Collected data
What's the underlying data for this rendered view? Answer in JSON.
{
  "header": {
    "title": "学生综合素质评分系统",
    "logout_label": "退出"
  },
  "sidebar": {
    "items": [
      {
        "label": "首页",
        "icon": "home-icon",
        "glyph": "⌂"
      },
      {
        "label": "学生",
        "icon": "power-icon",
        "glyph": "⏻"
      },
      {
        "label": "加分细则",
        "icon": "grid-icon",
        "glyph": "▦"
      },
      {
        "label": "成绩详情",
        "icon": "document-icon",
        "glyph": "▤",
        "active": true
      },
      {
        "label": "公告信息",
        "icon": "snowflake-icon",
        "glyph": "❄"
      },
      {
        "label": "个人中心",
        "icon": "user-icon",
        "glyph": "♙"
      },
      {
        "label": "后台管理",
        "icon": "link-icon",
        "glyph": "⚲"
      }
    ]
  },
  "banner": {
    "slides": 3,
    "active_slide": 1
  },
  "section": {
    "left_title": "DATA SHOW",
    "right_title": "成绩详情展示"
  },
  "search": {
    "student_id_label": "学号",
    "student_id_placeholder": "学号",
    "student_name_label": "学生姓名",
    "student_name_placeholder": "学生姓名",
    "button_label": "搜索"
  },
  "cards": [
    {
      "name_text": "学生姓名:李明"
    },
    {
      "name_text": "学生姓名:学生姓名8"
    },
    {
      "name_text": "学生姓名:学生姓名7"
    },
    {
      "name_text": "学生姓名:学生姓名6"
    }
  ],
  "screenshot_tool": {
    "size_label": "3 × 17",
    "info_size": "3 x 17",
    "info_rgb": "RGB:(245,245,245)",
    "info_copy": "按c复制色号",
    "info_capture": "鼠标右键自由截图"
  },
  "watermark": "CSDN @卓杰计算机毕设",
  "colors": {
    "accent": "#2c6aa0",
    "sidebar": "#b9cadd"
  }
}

[THE TASK] State the number of lines in the data that include the string "icon", and add nothing else.

[TASK OUTPUT] 7